Requirements
Locate each line below that includes "CINEMA" and reproduce it.

[Stored data]
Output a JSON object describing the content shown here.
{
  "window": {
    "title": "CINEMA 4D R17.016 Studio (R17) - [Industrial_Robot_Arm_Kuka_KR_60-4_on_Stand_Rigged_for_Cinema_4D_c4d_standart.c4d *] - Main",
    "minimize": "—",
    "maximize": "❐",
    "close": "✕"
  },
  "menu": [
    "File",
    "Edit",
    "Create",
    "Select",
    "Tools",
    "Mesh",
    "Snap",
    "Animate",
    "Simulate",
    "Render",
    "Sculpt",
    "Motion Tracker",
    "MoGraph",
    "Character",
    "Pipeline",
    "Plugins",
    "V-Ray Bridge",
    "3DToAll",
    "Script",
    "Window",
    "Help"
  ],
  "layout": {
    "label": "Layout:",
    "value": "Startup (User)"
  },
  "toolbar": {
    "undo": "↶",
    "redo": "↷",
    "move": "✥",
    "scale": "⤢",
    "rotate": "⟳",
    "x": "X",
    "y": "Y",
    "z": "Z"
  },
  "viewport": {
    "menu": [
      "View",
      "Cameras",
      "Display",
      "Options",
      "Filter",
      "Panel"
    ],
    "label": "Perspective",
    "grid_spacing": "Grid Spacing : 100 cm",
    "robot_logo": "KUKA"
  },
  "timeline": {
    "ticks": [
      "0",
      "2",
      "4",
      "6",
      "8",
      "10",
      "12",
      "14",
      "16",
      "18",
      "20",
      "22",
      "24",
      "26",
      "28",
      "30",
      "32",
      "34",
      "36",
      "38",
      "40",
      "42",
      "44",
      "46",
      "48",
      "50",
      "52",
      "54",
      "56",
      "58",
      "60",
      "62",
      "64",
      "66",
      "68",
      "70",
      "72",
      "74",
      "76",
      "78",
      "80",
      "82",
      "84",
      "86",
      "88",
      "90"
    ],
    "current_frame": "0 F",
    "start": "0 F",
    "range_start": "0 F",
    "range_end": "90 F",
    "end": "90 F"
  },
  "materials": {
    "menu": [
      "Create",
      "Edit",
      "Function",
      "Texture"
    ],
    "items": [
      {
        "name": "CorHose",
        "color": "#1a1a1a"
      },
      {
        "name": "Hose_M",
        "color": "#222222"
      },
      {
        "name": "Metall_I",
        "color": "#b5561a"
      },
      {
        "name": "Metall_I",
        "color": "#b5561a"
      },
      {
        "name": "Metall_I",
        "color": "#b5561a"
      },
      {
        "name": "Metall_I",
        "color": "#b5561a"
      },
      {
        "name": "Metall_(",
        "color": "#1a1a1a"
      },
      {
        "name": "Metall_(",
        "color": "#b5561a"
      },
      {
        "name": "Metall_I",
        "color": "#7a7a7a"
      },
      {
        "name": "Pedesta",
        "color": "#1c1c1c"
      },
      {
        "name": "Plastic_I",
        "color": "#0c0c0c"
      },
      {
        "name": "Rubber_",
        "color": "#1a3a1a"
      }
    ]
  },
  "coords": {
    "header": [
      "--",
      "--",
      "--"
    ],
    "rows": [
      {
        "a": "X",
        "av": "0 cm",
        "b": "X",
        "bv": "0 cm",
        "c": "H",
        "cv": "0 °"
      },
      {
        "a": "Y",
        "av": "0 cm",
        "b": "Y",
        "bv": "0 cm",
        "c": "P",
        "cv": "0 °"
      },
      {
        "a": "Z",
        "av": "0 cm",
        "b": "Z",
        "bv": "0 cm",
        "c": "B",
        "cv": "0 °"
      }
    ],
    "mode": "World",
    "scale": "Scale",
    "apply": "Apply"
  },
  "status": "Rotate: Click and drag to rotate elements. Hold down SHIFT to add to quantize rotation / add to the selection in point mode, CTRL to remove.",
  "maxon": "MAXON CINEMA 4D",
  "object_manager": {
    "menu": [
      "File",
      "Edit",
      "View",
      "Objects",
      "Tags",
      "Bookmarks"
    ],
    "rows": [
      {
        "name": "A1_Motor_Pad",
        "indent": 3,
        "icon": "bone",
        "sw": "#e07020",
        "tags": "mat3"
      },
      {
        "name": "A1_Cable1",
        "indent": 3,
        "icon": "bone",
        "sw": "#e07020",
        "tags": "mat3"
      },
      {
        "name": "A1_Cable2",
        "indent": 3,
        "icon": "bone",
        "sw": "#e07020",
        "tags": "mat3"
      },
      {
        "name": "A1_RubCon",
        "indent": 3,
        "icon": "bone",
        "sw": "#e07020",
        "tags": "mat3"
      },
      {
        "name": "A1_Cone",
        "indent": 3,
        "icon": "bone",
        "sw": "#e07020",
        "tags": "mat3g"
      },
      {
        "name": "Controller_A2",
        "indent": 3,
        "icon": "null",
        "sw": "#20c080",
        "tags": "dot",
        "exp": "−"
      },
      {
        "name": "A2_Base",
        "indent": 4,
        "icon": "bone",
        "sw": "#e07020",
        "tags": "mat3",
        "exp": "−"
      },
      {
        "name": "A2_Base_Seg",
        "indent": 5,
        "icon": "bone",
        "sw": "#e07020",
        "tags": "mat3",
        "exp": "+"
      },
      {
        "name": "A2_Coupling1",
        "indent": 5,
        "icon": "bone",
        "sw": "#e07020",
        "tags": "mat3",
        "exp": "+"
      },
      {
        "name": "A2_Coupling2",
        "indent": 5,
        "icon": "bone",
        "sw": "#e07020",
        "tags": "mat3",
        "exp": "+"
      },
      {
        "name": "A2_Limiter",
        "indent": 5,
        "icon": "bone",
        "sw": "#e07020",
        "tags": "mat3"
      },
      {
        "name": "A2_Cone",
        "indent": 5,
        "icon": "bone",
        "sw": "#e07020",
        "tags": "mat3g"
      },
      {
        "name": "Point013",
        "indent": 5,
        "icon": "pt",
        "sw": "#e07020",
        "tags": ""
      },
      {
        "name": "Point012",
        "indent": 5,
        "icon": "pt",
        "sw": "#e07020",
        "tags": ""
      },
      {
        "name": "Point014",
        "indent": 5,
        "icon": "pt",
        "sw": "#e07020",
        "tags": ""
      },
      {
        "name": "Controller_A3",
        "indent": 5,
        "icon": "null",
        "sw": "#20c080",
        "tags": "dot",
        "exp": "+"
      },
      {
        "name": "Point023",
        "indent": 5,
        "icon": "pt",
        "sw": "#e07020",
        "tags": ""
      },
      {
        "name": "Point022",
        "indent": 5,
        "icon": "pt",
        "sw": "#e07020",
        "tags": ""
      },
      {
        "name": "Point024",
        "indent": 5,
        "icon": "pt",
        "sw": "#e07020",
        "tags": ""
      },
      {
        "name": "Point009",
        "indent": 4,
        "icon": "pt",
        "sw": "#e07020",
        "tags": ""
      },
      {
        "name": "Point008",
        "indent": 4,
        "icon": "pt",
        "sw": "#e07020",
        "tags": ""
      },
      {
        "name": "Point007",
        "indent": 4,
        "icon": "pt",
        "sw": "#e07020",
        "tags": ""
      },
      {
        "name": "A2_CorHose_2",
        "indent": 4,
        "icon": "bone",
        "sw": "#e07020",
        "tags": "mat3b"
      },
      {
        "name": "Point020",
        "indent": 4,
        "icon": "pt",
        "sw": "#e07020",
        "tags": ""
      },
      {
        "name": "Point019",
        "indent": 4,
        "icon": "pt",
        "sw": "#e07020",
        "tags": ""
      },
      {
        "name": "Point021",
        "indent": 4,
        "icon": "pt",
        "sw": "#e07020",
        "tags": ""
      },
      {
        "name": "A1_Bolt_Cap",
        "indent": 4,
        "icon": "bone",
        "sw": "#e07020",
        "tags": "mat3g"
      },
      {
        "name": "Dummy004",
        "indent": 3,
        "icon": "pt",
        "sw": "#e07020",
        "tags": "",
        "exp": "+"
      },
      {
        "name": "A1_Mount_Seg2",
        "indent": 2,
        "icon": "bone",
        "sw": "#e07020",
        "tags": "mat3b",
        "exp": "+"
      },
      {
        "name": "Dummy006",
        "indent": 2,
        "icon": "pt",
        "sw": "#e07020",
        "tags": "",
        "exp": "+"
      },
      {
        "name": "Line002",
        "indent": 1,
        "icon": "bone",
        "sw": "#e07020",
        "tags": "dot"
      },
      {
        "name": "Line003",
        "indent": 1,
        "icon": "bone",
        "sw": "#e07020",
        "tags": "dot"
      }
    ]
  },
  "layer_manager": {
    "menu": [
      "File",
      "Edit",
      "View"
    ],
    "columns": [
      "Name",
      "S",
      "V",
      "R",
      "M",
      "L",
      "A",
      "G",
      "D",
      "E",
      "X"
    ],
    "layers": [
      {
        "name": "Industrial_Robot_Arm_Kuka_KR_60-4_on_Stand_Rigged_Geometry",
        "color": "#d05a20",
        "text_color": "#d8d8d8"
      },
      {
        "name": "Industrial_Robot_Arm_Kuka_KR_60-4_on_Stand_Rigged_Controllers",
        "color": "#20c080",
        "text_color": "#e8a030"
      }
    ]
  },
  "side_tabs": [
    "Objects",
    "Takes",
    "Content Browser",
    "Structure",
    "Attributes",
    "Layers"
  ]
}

Output
    "title": "CINEMA 4D R17.016 Studio (R17) - [Industrial_Robot_Arm_Kuka_KR_60-4_on_Stand_Rigged_for_Cinema_4D_c4d_standart.c4d *] - Main",
  "maxon": "MAXON CINEMA 4D",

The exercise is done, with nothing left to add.